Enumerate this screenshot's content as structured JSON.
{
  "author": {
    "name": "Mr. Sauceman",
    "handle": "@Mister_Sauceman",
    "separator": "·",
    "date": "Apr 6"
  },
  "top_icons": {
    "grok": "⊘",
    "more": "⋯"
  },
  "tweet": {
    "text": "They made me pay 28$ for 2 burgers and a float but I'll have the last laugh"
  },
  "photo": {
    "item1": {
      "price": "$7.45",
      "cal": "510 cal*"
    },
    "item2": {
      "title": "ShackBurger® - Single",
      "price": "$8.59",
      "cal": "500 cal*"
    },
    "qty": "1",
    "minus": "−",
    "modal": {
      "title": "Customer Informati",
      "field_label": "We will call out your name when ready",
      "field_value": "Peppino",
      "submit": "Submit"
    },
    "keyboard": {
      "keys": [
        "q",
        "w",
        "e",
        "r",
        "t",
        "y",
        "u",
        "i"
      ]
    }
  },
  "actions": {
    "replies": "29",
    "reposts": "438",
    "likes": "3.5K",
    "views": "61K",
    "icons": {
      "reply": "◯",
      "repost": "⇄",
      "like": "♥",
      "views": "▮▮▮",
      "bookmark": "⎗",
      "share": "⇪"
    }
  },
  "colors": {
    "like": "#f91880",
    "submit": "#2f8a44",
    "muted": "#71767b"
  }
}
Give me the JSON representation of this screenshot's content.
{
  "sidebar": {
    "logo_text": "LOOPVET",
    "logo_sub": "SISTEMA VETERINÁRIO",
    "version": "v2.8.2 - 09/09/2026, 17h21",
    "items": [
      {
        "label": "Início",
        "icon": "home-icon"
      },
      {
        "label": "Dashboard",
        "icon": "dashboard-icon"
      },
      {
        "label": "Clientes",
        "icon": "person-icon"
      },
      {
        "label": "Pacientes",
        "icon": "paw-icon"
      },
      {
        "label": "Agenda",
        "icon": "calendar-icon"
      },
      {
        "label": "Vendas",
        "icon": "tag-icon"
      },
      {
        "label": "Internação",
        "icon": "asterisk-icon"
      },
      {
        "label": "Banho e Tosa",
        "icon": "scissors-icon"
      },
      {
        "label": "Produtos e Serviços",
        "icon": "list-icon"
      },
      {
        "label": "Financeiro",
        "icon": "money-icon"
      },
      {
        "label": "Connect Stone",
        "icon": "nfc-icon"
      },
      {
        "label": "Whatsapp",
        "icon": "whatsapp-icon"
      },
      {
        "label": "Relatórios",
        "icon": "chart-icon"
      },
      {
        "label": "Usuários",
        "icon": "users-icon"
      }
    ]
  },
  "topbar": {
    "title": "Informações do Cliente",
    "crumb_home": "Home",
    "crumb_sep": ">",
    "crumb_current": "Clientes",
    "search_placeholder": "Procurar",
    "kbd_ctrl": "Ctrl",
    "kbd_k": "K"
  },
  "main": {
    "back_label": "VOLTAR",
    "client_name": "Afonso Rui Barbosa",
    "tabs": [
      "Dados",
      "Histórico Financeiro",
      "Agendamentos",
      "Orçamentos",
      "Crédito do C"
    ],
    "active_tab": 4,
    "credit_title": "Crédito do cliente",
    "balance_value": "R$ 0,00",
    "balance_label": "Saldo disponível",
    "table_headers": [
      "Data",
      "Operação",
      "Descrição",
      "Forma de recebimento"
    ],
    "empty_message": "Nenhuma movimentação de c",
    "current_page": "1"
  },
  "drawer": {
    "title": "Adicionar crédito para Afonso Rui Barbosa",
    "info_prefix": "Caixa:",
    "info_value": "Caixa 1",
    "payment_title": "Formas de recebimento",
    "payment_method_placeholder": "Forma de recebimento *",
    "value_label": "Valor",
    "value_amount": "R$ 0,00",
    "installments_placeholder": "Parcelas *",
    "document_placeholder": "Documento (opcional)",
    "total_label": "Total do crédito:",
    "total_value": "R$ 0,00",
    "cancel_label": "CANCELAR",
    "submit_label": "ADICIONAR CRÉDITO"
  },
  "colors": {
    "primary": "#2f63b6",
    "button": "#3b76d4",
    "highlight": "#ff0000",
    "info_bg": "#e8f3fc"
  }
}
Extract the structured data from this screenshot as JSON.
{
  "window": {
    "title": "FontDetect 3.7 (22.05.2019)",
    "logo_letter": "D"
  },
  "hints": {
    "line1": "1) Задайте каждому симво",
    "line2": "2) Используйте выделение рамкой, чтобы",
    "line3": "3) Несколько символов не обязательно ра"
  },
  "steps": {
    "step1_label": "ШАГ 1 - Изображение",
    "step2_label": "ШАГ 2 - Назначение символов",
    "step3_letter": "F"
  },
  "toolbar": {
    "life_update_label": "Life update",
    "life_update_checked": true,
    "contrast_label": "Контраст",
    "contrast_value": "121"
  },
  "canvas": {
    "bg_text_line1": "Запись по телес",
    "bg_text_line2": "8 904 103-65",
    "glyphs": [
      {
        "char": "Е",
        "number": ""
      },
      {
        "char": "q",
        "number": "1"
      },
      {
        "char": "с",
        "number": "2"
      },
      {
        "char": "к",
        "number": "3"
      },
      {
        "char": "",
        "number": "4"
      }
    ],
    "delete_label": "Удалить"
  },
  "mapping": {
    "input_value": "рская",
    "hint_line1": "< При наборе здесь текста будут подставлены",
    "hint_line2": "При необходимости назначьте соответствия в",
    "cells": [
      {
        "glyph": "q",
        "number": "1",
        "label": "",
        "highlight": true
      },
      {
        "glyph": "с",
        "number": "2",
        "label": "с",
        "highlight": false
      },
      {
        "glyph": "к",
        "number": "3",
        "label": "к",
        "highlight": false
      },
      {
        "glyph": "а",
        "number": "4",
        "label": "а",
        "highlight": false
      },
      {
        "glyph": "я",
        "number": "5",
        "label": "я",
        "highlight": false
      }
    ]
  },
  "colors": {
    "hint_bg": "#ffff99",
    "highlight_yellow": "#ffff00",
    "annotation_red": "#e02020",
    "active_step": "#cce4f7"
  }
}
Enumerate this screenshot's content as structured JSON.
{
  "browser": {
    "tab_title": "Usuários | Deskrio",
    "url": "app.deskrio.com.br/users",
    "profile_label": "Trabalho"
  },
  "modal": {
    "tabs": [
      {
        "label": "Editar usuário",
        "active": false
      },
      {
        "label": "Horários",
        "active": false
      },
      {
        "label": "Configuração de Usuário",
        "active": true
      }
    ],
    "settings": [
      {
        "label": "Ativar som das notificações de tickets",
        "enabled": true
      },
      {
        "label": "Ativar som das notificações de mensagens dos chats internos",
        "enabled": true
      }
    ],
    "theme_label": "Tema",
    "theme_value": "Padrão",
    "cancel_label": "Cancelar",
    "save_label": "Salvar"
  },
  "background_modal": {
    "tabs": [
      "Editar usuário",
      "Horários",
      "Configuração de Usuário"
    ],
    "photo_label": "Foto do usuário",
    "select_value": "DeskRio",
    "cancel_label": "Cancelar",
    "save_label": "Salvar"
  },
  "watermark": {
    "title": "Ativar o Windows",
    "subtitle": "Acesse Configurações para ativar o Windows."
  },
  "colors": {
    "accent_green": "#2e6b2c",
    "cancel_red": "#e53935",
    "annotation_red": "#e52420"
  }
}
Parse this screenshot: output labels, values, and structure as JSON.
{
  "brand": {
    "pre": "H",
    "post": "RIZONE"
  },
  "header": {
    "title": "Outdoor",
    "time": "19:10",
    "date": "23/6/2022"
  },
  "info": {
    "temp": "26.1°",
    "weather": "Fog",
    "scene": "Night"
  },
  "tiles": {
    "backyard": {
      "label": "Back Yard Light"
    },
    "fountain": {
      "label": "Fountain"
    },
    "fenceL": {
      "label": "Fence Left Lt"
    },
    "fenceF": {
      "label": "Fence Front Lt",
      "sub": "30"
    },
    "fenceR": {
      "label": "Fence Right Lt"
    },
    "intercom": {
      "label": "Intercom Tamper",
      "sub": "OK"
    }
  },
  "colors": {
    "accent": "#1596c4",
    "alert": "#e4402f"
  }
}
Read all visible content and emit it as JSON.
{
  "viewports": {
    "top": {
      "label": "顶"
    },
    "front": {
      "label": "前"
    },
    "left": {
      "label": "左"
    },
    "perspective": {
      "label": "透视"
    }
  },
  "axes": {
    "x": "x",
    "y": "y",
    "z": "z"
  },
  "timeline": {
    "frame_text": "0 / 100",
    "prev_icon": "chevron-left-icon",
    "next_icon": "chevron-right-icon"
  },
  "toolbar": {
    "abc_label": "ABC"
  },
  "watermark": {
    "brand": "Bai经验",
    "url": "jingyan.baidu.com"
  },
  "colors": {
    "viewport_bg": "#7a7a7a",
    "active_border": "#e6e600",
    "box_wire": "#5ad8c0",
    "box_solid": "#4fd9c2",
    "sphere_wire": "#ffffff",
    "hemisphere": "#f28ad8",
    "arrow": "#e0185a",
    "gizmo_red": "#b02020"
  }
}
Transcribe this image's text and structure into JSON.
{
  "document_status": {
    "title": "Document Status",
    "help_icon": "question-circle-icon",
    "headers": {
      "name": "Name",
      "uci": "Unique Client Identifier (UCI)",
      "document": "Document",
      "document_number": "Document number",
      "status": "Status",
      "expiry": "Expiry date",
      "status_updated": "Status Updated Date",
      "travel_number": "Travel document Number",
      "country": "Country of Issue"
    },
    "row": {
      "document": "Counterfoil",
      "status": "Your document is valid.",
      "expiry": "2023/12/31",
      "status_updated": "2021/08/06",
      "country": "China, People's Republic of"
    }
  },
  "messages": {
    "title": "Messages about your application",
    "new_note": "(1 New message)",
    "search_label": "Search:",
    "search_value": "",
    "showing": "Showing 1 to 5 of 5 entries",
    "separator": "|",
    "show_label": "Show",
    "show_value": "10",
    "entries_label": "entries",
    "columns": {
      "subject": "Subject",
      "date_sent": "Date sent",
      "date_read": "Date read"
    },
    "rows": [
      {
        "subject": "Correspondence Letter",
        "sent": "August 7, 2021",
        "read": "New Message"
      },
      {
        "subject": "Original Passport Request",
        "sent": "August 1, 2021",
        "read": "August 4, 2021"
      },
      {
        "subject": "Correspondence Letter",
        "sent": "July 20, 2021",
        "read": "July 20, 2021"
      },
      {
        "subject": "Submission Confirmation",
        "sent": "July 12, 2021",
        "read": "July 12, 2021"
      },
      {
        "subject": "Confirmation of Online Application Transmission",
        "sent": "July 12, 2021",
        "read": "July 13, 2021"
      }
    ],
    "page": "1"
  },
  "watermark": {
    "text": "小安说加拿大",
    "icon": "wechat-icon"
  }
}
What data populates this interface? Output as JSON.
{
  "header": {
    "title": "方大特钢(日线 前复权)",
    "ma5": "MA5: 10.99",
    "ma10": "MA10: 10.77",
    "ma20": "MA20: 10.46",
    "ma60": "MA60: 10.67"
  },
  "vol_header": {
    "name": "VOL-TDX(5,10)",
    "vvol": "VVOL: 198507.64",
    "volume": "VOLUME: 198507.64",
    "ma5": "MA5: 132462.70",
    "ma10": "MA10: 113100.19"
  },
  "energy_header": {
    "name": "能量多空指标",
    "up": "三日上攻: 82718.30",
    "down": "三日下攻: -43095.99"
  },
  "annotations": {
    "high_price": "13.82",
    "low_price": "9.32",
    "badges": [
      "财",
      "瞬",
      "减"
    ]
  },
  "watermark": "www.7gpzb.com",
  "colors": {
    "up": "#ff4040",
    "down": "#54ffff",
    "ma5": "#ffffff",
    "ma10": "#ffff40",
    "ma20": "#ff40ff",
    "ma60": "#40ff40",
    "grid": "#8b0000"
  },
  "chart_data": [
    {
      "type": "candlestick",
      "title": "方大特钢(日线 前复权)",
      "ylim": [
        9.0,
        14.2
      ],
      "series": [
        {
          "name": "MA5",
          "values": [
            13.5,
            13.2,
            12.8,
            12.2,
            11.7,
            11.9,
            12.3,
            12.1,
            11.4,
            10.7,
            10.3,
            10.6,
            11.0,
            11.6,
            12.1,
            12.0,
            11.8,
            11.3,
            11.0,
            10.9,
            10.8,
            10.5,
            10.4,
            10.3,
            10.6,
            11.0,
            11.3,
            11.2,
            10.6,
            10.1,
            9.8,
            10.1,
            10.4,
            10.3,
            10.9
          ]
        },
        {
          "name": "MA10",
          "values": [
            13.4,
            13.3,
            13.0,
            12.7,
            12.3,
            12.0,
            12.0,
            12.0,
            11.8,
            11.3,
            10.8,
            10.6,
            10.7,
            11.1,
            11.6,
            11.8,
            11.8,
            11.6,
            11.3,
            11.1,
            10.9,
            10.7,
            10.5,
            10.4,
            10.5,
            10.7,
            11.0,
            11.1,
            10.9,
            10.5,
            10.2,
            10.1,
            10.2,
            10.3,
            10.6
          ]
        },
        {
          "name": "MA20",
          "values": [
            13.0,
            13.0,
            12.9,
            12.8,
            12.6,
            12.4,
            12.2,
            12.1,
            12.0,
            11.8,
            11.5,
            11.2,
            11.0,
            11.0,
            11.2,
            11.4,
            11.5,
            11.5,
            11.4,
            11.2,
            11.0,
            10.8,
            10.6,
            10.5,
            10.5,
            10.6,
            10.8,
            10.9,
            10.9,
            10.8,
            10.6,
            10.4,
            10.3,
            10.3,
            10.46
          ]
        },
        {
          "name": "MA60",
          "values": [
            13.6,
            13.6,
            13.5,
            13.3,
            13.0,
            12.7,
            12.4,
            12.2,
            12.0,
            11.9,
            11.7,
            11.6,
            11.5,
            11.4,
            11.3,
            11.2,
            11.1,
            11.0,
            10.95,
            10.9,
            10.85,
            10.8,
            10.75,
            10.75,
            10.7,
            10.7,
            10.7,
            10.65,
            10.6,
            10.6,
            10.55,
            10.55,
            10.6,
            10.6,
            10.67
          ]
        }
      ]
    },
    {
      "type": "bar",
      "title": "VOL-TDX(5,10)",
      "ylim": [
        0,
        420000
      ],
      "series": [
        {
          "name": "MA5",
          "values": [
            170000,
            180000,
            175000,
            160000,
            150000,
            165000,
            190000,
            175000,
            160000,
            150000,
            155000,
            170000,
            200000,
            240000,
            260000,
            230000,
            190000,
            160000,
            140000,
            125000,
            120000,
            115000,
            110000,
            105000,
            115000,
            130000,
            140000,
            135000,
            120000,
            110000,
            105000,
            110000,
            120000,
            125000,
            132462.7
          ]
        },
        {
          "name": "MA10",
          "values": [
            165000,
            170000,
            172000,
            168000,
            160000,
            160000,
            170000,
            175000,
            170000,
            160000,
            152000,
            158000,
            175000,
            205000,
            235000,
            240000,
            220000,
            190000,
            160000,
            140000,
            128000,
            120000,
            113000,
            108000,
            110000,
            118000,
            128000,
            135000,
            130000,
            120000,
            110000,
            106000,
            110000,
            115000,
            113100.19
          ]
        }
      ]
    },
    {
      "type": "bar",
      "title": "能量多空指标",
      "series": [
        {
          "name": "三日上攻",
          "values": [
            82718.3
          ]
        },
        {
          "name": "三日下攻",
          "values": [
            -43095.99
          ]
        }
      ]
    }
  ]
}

| Task prompt |
Report only how many lines of the listing hold the word "Confirmation".

| The result |
2